WHAT YOU HAVE TO DO = Every line that holds "signal" should be shown.

DATA SHOWN =
---------------

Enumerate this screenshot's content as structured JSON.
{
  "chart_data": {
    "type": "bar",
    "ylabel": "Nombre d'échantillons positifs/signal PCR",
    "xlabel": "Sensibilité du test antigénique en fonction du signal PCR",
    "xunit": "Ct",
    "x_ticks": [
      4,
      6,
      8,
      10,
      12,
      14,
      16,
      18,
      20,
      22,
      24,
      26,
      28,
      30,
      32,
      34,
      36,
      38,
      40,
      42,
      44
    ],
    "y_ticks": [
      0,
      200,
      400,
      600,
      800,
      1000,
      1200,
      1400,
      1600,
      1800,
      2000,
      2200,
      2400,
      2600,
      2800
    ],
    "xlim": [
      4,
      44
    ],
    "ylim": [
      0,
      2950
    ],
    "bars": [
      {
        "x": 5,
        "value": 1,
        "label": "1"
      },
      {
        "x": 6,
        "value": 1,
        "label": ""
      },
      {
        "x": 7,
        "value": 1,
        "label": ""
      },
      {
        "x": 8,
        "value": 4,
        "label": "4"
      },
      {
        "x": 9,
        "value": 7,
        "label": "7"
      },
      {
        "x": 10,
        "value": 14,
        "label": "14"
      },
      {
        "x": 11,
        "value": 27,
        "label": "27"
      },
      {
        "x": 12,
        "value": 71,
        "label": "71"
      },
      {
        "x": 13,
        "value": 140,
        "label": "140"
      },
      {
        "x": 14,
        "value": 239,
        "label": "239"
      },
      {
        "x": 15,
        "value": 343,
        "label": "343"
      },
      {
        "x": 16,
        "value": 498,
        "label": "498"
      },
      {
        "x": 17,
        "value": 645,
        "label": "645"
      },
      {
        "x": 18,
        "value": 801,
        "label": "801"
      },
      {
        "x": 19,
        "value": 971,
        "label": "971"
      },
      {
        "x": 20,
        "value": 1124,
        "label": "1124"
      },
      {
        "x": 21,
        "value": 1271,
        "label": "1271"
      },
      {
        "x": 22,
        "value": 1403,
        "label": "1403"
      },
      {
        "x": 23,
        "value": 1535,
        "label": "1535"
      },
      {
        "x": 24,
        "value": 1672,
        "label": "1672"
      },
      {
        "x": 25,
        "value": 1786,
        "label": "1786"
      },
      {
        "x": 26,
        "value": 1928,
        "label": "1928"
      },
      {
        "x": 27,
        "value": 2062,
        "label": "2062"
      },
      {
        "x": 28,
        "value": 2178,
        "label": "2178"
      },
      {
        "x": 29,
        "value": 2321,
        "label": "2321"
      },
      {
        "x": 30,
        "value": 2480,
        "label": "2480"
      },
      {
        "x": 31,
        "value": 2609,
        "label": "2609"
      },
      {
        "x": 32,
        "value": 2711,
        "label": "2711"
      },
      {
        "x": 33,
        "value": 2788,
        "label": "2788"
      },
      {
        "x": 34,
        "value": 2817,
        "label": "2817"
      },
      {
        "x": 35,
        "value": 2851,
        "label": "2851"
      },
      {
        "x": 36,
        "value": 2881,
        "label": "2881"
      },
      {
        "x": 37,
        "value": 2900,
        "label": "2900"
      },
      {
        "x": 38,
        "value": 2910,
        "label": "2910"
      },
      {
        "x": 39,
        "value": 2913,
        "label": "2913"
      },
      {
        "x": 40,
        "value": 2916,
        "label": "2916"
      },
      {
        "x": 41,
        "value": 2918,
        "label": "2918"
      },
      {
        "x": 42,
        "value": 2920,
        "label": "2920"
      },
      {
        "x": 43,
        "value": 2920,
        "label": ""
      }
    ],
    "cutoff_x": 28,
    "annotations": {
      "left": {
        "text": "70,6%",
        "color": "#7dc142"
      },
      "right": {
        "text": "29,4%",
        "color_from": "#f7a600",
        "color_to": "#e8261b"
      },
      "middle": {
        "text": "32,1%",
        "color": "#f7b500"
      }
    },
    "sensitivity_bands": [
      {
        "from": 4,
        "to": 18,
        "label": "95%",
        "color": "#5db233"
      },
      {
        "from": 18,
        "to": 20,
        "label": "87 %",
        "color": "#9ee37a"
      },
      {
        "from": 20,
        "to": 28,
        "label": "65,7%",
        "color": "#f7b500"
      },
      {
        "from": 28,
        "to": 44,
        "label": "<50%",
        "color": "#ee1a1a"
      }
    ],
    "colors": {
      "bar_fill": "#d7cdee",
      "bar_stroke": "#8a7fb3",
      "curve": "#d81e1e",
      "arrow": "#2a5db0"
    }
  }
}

---------------

REPLY =
    "ylabel": "Nombre d'échantillons positifs/signal PCR",
    "xlabel": "Sensibilité du test antigénique en fonction du signal PCR",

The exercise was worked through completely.